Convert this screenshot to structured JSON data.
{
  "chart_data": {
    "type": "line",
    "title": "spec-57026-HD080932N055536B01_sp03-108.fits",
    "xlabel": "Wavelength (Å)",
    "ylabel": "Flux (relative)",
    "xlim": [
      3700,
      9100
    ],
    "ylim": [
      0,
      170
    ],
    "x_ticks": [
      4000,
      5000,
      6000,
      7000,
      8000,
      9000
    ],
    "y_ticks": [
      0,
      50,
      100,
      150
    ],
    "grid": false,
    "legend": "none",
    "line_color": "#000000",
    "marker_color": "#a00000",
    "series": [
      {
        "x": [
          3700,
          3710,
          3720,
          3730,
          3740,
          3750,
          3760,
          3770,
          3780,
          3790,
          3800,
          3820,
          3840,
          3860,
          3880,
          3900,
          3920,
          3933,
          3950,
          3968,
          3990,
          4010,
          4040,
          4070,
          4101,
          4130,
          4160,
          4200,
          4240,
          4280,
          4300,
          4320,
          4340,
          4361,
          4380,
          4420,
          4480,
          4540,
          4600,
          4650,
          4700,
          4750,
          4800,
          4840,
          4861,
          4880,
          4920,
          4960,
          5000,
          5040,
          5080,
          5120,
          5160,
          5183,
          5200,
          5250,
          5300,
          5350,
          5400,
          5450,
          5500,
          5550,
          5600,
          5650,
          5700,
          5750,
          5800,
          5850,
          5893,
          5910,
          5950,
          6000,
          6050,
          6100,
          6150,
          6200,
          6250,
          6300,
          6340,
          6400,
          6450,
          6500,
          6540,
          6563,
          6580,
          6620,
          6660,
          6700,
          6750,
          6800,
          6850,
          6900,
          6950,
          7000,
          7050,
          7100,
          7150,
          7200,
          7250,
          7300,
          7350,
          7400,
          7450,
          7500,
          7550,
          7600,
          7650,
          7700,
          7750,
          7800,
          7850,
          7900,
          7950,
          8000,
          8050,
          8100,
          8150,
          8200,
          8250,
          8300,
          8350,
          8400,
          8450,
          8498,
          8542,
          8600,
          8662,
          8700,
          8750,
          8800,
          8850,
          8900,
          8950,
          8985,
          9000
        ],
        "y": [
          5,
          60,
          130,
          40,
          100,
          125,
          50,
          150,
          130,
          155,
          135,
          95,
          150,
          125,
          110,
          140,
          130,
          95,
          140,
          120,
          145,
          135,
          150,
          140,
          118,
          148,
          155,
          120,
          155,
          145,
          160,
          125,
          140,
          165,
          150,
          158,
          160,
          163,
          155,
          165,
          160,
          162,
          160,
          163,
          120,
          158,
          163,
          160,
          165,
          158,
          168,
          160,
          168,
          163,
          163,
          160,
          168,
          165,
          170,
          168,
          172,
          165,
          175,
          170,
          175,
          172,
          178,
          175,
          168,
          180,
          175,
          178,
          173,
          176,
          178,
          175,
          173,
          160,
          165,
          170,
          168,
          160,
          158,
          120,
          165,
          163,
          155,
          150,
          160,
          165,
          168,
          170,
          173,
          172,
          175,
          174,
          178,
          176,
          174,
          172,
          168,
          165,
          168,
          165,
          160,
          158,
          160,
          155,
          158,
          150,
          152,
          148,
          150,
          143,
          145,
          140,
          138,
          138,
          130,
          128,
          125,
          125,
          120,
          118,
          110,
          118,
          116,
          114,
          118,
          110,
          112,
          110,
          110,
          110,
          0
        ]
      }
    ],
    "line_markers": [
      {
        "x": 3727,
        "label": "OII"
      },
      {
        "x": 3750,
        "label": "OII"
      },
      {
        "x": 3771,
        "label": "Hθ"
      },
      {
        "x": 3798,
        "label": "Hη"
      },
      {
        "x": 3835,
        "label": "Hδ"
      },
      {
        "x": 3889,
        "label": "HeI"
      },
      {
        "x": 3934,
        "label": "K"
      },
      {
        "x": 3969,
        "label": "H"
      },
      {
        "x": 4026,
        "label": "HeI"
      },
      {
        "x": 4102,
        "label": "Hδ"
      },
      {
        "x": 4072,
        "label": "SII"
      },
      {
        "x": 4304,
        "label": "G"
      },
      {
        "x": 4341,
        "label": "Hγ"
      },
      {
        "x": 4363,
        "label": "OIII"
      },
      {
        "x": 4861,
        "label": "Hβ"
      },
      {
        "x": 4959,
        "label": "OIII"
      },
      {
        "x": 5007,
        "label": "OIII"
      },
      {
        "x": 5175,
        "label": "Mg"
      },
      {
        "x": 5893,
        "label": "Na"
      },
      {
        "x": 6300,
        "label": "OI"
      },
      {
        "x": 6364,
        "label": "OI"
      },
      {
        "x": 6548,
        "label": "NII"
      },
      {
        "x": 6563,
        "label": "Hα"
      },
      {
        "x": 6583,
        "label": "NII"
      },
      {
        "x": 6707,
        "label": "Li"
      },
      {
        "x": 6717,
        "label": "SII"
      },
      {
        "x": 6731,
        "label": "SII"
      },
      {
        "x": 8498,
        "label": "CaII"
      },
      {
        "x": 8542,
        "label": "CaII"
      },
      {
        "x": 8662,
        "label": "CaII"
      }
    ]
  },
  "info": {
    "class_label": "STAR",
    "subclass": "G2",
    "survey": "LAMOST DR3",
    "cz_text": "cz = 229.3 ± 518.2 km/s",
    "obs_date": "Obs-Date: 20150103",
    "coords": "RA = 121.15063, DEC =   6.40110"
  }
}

* WHAT IS EXPECTED
All the data must be duplicated exactly, with nothing added or removed.

* OUTPUT BELOW
Convert this screenshot to structured JSON data.
{
  "chart_data": {
    "type": "line",
    "title": "spec-57026-HD080932N055536B01_sp03-108.fits",
    "xlabel": "Wavelength (Å)",
    "ylabel": "Flux (relative)",
    "xlim": [
      3700,
      9100
    ],
    "ylim": [
      0,
      170
    ],
    "x_ticks": [
      4000,
      5000,
      6000,
      7000,
      8000,
      9000
    ],
    "y_ticks": [
      0,
      50,
      100,
      150
    ],
    "grid": false,
    "legend": "none",
    "line_color": "#000000",
    "marker_color": "#a00000",
    "series": [
      {
        "x": [
          3700,
          3710,
          3720,
          3730,
          3740,
          3750,
          3760,
          3770,
          3780,
          3790,
          3800,
          3820,
          3840,
          3860,
          3880,
          3900,
          3920,
          3933,
          3950,
          3968,
          3990,
          4010,
          4040,
          4070,
          4101,
          4130,
          4160,
          4200,
          4240,
          4280,
          4300,
          4320,
          4340,
          4361,
          4380,
          4420,
          4480,
          4540,
          4600,
          4650,
          4700,
          4750,
          4800,
          4840,
          4861,
          4880,
          4920,
          4960,
          5000,
          5040,
          5080,
          5120,
          5160,
          5183,
          5200,
          5250,
          5300,
          5350,
          5400,
          5450,
          5500,
          5550,
          5600,
          5650,
          5700,
          5750,
          5800,
          5850,
          5893,
          5910,
          5950,
          6000,
          6050,
          6100,
          6150,
          6200,
          6250,
          6300,
          6340,
          6400,
          6450,
          6500,
          6540,
          6563,
          6580,
          6620,
          6660,
          6700,
          6750,
          6800,
          6850,
          6900,
          6950,
          7000,
          7050,
          7100,
          7150,
          7200,
          7250,
          7300,
          7350,
          7400,
          7450,
          7500,
          7550,
          7600,
          7650,
          7700,
          7750,
          7800,
          7850,
          7900,
          7950,
          8000,
          8050,
          8100,
          8150,
          8200,
          8250,
          8300,
          8350,
          8400,
          8450,
          8498,
          8542,
          8600,
          8662,
          8700,
          8750,
          8800,
          8850,
          8900,
          8950,
          8985,
          9000
        ],
        "y": [
          5,
          60,
          130,
          40,
          100,
          125,
          50,
          150,
          130,
          155,
          135,
          95,
          150,
          125,
          110,
          140,
          130,
          95,
          140,
          120,
          145,
          135,
          150,
          140,
          118,
          148,
          155,
          120,
          155,
          145,
          160,
          125,
          140,
          165,
          150,
          158,
          160,
          163,
          155,
          165,
          160,
          162,
          160,
          163,
          120,
          158,
          163,
          160,
          165,
          158,
          168,
          160,
          168,
          163,
          163,
          160,
          168,
          165,
          170,
          168,
          172,
          165,
          175,
          170,
          175,
          172,
          178,
          175,
          168,
          180,
          175,
          178,
          173,
          176,
          178,
          175,
          173,
          160,
          165,
          170,
          168,
          160,
          158,
          120,
          165,
          163,
          155,
          150,
          160,
          165,
          168,
          170,
          173,
          172,
          175,
          174,
          178,
          176,
          174,
          172,
          168,
          165,
          168,
          165,
          160,
          158,
          160,
          155,
          158,
          150,
          152,
          148,
          150,
          143,
          145,
          140,
          138,
          138,
          130,
          128,
          125,
          125,
          120,
          118,
          110,
          118,
          116,
          114,
          118,
          110,
          112,
          110,
          110,
          110,
          0
        ]
      }
    ],
    "line_markers": [
      {
        "x": 3727,
        "label": "OII"
      },
      {
        "x": 3750,
        "label": "OII"
      },
      {
        "x": 3771,
        "label": "Hθ"
      },
      {
        "x": 3798,
        "label": "Hη"
      },
      {
        "x": 3835,
        "label": "Hδ"
      },
      {
        "x": 3889,
        "label": "HeI"
      },
      {
        "x": 3934,
        "label": "K"
      },
      {
        "x": 3969,
        "label": "H"
      },
      {
        "x": 4026,
        "label": "HeI"
      },
      {
        "x": 4102,
        "label": "Hδ"
      },
      {
        "x": 4072,
        "label": "SII"
      },
      {
        "x": 4304,
        "label": "G"
      },
      {
        "x": 4341,
        "label": "Hγ"
      },
      {
        "x": 4363,
        "label": "OIII"
      },
      {
        "x": 4861,
        "label": "Hβ"
      },
      {
        "x": 4959,
        "label": "OIII"
      },
      {
        "x": 5007,
        "label": "OIII"
      },
      {
        "x": 5175,
        "label": "Mg"
      },
      {
        "x": 5893,
        "label": "Na"
      },
      {
        "x": 6300,
        "label": "OI"
      },
      {
        "x": 6364,
        "label": "OI"
      },
      {
        "x": 6548,
        "label": "NII"
      },
      {
        "x": 6563,
        "label": "Hα"
      },
      {
        "x": 6583,
        "label": "NII"
      },
      {
        "x": 6707,
        "label": "Li"
      },
      {
        "x": 6717,
        "label": "SII"
      },
      {
        "x": 6731,
        "label": "SII"
      },
      {
        "x": 8498,
        "label": "CaII"
      },
      {
        "x": 8542,
        "label": "CaII"
      },
      {
        "x": 8662,
        "label": "CaII"
      }
    ]
  },
  "info": {
    "class_label": "STAR",
    "subclass": "G2",
    "survey": "LAMOST DR3",
    "cz_text": "cz = 229.3 ± 518.2 km/s",
    "obs_date": "Obs-Date: 20150103",
    "coords": "RA = 121.15063, DEC =   6.40110"
  }
}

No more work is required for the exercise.